### WHAT IS NEEDED
Return all lines below containing the word "know".

### SOURCE MATERIAL
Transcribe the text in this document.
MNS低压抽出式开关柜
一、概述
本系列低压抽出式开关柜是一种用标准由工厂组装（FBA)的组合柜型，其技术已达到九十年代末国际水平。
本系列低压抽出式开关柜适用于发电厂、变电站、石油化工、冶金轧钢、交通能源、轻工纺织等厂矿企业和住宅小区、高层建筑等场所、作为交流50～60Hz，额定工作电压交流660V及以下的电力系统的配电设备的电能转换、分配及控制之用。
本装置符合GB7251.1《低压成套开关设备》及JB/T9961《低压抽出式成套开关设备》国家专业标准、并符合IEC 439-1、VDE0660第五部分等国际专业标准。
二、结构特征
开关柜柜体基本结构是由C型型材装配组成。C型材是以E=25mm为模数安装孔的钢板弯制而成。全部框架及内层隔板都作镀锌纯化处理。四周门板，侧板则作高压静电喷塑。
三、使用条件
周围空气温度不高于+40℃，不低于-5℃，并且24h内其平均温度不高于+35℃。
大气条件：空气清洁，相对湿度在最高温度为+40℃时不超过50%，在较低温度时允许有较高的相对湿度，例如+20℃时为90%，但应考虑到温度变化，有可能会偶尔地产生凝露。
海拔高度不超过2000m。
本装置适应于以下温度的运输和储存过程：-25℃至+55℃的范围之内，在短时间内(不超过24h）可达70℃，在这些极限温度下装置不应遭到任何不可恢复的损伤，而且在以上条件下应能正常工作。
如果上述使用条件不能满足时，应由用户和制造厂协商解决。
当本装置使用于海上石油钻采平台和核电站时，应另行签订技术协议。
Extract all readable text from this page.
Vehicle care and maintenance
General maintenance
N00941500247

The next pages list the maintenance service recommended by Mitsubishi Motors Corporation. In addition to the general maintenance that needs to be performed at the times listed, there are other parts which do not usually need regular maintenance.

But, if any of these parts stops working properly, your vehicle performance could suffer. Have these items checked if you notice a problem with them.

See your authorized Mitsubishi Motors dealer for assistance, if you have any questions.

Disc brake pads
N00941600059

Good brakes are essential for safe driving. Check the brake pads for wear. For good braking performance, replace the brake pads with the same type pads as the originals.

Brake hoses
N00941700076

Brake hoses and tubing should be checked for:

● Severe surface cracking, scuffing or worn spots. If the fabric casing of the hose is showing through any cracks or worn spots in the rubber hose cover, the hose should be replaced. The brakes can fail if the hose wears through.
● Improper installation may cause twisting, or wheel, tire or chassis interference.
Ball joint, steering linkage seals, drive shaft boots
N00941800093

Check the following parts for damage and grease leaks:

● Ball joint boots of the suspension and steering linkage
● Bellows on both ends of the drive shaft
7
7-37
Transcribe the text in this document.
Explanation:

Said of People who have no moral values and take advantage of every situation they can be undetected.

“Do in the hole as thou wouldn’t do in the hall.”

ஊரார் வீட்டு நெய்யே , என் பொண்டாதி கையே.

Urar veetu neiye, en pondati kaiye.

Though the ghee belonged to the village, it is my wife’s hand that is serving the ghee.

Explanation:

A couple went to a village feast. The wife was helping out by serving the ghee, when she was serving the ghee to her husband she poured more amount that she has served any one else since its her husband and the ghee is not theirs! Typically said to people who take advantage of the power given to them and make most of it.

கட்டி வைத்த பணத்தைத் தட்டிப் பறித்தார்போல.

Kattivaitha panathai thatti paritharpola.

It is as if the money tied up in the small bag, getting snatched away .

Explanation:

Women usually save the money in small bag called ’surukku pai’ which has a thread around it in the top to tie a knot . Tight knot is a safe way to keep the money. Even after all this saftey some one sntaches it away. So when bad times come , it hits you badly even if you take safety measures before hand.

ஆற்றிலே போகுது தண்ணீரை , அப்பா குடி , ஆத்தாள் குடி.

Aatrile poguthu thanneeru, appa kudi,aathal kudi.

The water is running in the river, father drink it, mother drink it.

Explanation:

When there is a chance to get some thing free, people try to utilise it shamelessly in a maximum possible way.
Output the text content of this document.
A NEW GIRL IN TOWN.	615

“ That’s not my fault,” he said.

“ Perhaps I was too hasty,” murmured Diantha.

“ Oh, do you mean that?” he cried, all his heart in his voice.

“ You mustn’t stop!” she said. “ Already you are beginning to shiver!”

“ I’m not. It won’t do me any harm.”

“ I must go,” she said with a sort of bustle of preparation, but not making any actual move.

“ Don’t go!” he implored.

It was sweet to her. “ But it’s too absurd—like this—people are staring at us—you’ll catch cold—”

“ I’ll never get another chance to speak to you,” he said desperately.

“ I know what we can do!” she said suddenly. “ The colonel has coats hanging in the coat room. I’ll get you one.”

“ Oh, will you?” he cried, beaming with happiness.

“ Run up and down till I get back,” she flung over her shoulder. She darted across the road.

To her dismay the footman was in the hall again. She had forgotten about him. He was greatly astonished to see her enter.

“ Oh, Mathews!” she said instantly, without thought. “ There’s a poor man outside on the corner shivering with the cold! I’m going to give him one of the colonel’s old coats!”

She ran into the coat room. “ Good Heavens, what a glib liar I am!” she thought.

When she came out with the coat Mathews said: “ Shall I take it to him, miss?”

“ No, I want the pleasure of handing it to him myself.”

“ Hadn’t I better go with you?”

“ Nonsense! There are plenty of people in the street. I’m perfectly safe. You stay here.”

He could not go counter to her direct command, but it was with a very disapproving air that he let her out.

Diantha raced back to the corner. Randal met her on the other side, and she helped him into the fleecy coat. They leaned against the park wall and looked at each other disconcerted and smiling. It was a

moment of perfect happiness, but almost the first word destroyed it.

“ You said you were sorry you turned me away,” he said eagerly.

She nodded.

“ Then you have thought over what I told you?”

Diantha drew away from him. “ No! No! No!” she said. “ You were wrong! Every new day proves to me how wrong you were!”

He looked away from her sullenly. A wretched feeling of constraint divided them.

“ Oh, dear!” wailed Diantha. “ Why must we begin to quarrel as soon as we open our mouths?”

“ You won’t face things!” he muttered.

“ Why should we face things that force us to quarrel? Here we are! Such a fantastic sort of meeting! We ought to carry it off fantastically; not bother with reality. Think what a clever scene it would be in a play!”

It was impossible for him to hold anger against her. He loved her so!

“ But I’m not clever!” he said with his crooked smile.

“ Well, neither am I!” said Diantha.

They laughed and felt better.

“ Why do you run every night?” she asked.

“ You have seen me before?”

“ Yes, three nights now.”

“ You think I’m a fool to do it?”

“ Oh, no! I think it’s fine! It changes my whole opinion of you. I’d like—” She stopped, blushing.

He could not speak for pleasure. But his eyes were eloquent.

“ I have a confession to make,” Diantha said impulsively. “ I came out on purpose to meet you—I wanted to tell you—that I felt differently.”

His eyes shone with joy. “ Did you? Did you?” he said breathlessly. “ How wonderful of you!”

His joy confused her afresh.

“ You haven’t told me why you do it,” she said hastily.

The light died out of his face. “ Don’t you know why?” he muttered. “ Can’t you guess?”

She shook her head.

### RESULT OF THIS TASK
“ I know what we can do!” she said suddenly. “ The colonel has coats hanging in the coat room. I’ll get you one.”
The light died out of his face. “ Don’t you know why?” he muttered. “ Can’t you guess?”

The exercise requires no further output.